== THE TASK ==
Present the data once more in exactly its original form.

== RECORDS ==
-- START --

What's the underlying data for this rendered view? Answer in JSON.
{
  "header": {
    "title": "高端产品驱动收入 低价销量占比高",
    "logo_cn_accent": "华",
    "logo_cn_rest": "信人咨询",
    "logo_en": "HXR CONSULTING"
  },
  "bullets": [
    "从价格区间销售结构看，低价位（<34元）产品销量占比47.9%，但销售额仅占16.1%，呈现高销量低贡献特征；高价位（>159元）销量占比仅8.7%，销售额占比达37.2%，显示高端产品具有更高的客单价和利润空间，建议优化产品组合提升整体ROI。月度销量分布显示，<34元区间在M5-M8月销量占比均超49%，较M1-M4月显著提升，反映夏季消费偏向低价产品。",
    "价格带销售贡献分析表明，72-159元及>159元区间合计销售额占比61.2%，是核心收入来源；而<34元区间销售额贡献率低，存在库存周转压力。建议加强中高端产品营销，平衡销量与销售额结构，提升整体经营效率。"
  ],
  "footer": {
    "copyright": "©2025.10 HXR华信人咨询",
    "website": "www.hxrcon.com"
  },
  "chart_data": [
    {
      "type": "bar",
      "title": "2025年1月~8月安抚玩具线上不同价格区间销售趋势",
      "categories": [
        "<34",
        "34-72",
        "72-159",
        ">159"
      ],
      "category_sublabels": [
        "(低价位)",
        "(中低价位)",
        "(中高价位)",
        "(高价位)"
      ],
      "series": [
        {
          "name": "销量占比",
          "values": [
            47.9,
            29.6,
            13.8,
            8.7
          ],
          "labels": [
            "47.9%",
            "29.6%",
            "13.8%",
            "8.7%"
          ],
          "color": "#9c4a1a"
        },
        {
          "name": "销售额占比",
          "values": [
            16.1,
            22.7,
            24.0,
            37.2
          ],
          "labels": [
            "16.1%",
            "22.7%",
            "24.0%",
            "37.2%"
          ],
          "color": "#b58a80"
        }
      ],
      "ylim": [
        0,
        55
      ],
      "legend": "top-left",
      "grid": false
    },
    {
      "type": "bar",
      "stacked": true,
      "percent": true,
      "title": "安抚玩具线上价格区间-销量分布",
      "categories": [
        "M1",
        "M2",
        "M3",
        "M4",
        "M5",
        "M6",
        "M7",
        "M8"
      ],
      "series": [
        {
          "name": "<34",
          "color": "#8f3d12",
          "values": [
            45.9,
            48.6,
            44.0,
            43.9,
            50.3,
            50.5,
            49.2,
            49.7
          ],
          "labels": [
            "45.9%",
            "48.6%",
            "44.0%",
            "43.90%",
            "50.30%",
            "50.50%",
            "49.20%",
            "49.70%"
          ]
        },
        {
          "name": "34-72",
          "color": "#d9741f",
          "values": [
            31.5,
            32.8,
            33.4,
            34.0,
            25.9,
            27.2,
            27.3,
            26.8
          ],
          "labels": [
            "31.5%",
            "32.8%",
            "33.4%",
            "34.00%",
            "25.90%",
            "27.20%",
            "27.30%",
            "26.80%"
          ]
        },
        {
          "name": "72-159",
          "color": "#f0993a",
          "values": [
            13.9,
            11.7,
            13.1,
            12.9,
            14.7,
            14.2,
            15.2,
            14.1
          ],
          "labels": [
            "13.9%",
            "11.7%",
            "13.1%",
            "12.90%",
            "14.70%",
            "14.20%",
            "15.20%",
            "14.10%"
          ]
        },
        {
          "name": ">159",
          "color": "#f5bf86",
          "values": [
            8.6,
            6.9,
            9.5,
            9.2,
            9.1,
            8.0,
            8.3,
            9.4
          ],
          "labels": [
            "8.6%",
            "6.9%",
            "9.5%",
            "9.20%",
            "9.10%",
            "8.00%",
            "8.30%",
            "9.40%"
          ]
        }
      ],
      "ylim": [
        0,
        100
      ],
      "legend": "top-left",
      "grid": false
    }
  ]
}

-- END --

== RESPONSE TO THIS EXERCISE ==
What's the underlying data for this rendered view? Answer in JSON.
{
  "header": {
    "title": "高端产品驱动收入 低价销量占比高",
    "logo_cn_accent": "华",
    "logo_cn_rest": "信人咨询",
    "logo_en": "HXR CONSULTING"
  },
  "bullets": [
    "从价格区间销售结构看，低价位（<34元）产品销量占比47.9%，但销售额仅占16.1%，呈现高销量低贡献特征；高价位（>159元）销量占比仅8.7%，销售额占比达37.2%，显示高端产品具有更高的客单价和利润空间，建议优化产品组合提升整体ROI。月度销量分布显示，<34元区间在M5-M8月销量占比均超49%，较M1-M4月显著提升，反映夏季消费偏向低价产品。",
    "价格带销售贡献分析表明，72-159元及>159元区间合计销售额占比61.2%，是核心收入来源；而<34元区间销售额贡献率低，存在库存周转压力。建议加强中高端产品营销，平衡销量与销售额结构，提升整体经营效率。"
  ],
  "footer": {
    "copyright": "©2025.10 HXR华信人咨询",
    "website": "www.hxrcon.com"
  },
  "chart_data": [
    {
      "type": "bar",
      "title": "2025年1月~8月安抚玩具线上不同价格区间销售趋势",
      "categories": [
        "<34",
        "34-72",
        "72-159",
        ">159"
      ],
      "category_sublabels": [
        "(低价位)",
        "(中低价位)",
        "(中高价位)",
        "(高价位)"
      ],
      "series": [
        {
          "name": "销量占比",
          "values": [
            47.9,
            29.6,
            13.8,
            8.7
          ],
          "labels": [
            "47.9%",
            "29.6%",
            "13.8%",
            "8.7%"
          ],
          "color": "#9c4a1a"
        },
        {
          "name": "销售额占比",
          "values": [
            16.1,
            22.7,
            24.0,
            37.2
          ],
          "labels": [
            "16.1%",
            "22.7%",
            "24.0%",
            "37.2%"
          ],
          "color": "#b58a80"
        }
      ],
      "ylim": [
        0,
        55
      ],
      "legend": "top-left",
      "grid": false
    },
    {
      "type": "bar",
      "stacked": true,
      "percent": true,
      "title": "安抚玩具线上价格区间-销量分布",
      "categories": [
        "M1",
        "M2",
        "M3",
        "M4",
        "M5",
        "M6",
        "M7",
        "M8"
      ],
      "series": [
        {
          "name": "<34",
          "color": "#8f3d12",
          "values": [
            45.9,
            48.6,
            44.0,
            43.9,
            50.3,
            50.5,
            49.2,
            49.7
          ],
          "labels": [
            "45.9%",
            "48.6%",
            "44.0%",
            "43.90%",
            "50.30%",
            "50.50%",
            "49.20%",
            "49.70%"
          ]
        },
        {
          "name": "34-72",
          "color": "#d9741f",
          "values": [
            31.5,
            32.8,
            33.4,
            34.0,
            25.9,
            27.2,
            27.3,
            26.8
          ],
          "labels": [
            "31.5%",
            "32.8%",
            "33.4%",
            "34.00%",
            "25.90%",
            "27.20%",
            "27.30%",
            "26.80%"
          ]
        },
        {
          "name": "72-159",
          "color": "#f0993a",
          "values": [
            13.9,
            11.7,
            13.1,
            12.9,
            14.7,
            14.2,
            15.2,
            14.1
          ],
          "labels": [
            "13.9%",
            "11.7%",
            "13.1%",
            "12.90%",
            "14.70%",
            "14.20%",
            "15.20%",
            "14.10%"
          ]
        },
        {
          "name": ">159",
          "color": "#f5bf86",
          "values": [
            8.6,
            6.9,
            9.5,
            9.2,
            9.1,
            8.0,
            8.3,
            9.4
          ],
          "labels": [
            "8.6%",
            "6.9%",
            "9.5%",
            "9.20%",
            "9.10%",
            "8.00%",
            "8.30%",
            "9.40%"
          ]
        }
      ],
      "ylim": [
        0,
        100
      ],
      "legend": "top-left",
      "grid": false
    }
  ]
}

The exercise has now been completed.